Instructions for the task | Could you transcribe every record below exactly as written, leaving out any pictures?

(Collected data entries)
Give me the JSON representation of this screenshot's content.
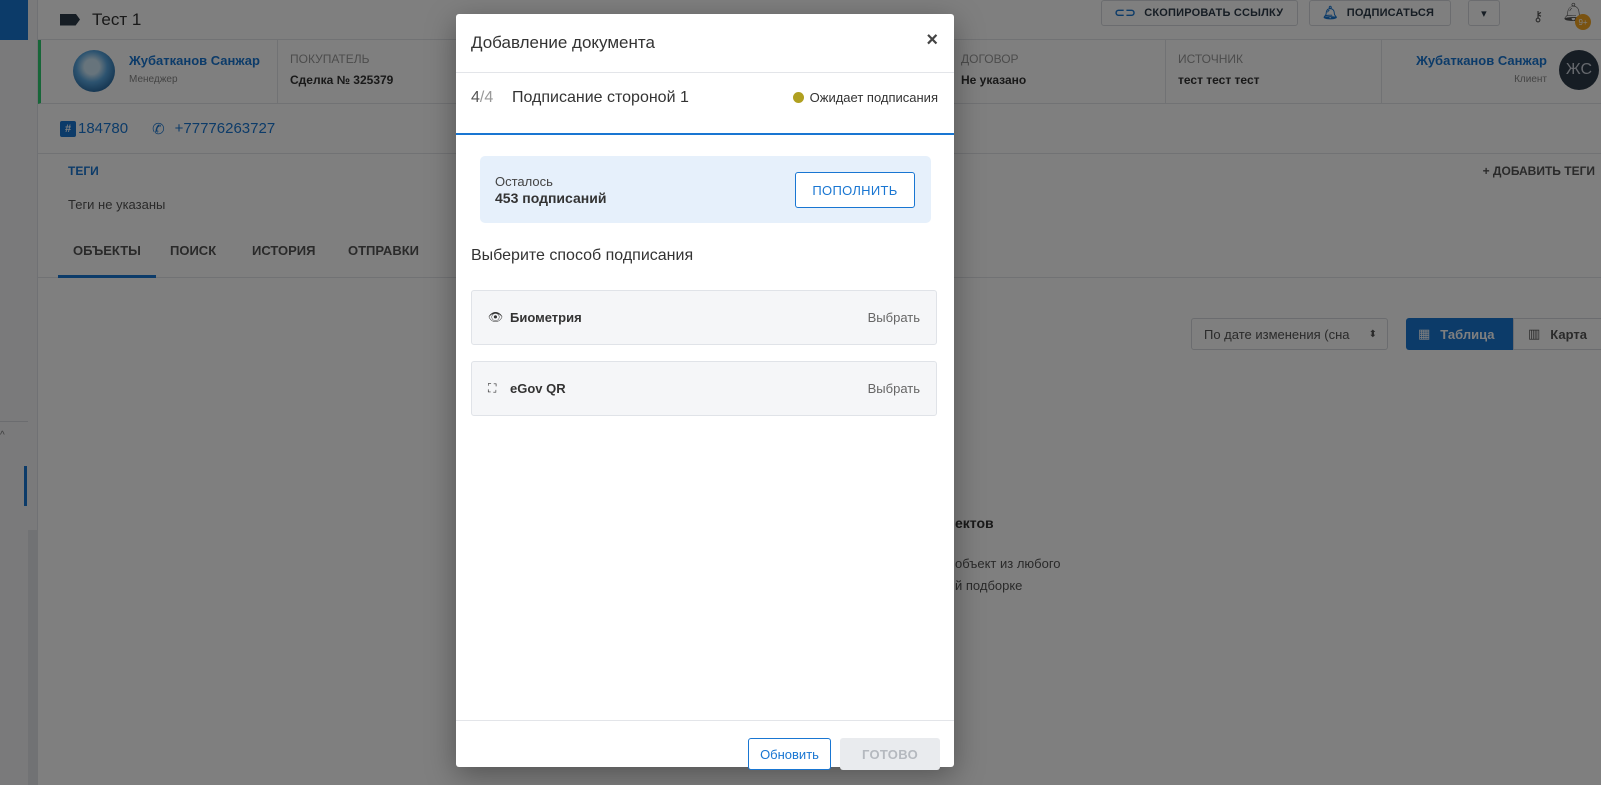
{
  "background": {
    "deal_title": "Тест 1",
    "toolbar": {
      "copy_link": "СКОПИРОВАТЬ ССЫЛКУ",
      "subscribe": "ПОДПИСАТЬСЯ",
      "notifications_badge": "9+"
    },
    "manager": {
      "name": "Жубатканов Санжар",
      "role": "Менеджер"
    },
    "info_columns": [
      {
        "key": "ПОКУПАТЕЛЬ",
        "value": "Сделка № 325379"
      },
      {
        "key": "ДОГОВОР",
        "value": "Не указано"
      },
      {
        "key": "ИСТОЧНИК",
        "value": "тест тест тест"
      }
    ],
    "client": {
      "name": "Жубатканов Санжар",
      "role": "Клиент",
      "initials": "ЖС"
    },
    "contact": {
      "id": "184780",
      "phone": "+77776263727"
    },
    "tags": {
      "heading": "ТЕГИ",
      "empty": "Теги не указаны",
      "add": "+ ДОБАВИТЬ ТЕГИ"
    },
    "tabs": [
      "ОБЪЕКТЫ",
      "ПОИСК",
      "ИСТОРИЯ",
      "ОТПРАВКИ"
    ],
    "sort_label": "По дате изменения (сна",
    "view_table": "Таблица",
    "view_map": "Карта",
    "empty_title": "ектов",
    "empty_line1": "объект из любого",
    "empty_line2": "й подборке"
  },
  "modal": {
    "title": "Добавление документа",
    "close": "×",
    "step": {
      "current": "4",
      "total": "/4",
      "name": "Подписание стороной 1",
      "status": "Ожидает подписания"
    },
    "balance": {
      "label": "Осталось",
      "count": "453 подписаний",
      "topup": "ПОПОЛНИТЬ"
    },
    "choose_title": "Выберите способ подписания",
    "methods": [
      {
        "name": "Биометрия",
        "icon": "eye-icon",
        "action": "Выбрать"
      },
      {
        "name": "eGov QR",
        "icon": "qr-scan-icon",
        "action": "Выбрать"
      }
    ],
    "buttons": {
      "refresh": "Обновить",
      "done": "ГОТОВО"
    }
  },
  "colors": {
    "accent": "#1976d2",
    "status_pending": "#b0a020",
    "balance_bg": "#e6f0fb",
    "lead_border": "#2ecc71"
  }
}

Written solution |
Give me the JSON representation of this screenshot's content.
{
  "background": {
    "deal_title": "Тест 1",
    "toolbar": {
      "copy_link": "СКОПИРОВАТЬ ССЫЛКУ",
      "subscribe": "ПОДПИСАТЬСЯ",
      "notifications_badge": "9+"
    },
    "manager": {
      "name": "Жубатканов Санжар",
      "role": "Менеджер"
    },
    "info_columns": [
      {
        "key": "ПОКУПАТЕЛЬ",
        "value": "Сделка № 325379"
      },
      {
        "key": "ДОГОВОР",
        "value": "Не указано"
      },
      {
        "key": "ИСТОЧНИК",
        "value": "тест тест тест"
      }
    ],
    "client": {
      "name": "Жубатканов Санжар",
      "role": "Клиент",
      "initials": "ЖС"
    },
    "contact": {
      "id": "184780",
      "phone": "+77776263727"
    },
    "tags": {
      "heading": "ТЕГИ",
      "empty": "Теги не указаны",
      "add": "+ ДОБАВИТЬ ТЕГИ"
    },
    "tabs": [
      "ОБЪЕКТЫ",
      "ПОИСК",
      "ИСТОРИЯ",
      "ОТПРАВКИ"
    ],
    "sort_label": "По дате изменения (сна",
    "view_table": "Таблица",
    "view_map": "Карта",
    "empty_title": "ектов",
    "empty_line1": "объект из любого",
    "empty_line2": "й подборке"
  },
  "modal": {
    "title": "Добавление документа",
    "close": "×",
    "step": {
      "current": "4",
      "total": "/4",
      "name": "Подписание стороной 1",
      "status": "Ожидает подписания"
    },
    "balance": {
      "label": "Осталось",
      "count": "453 подписаний",
      "topup": "ПОПОЛНИТЬ"
    },
    "choose_title": "Выберите способ подписания",
    "methods": [
      {
        "name": "Биометрия",
        "icon": "eye-icon",
        "action": "Выбрать"
      },
      {
        "name": "eGov QR",
        "icon": "qr-scan-icon",
        "action": "Выбрать"
      }
    ],
    "buttons": {
      "refresh": "Обновить",
      "done": "ГОТОВО"
    }
  },
  "colors": {
    "accent": "#1976d2",
    "status_pending": "#b0a020",
    "balance_bg": "#e6f0fb",
    "lead_border": "#2ecc71"
  }
}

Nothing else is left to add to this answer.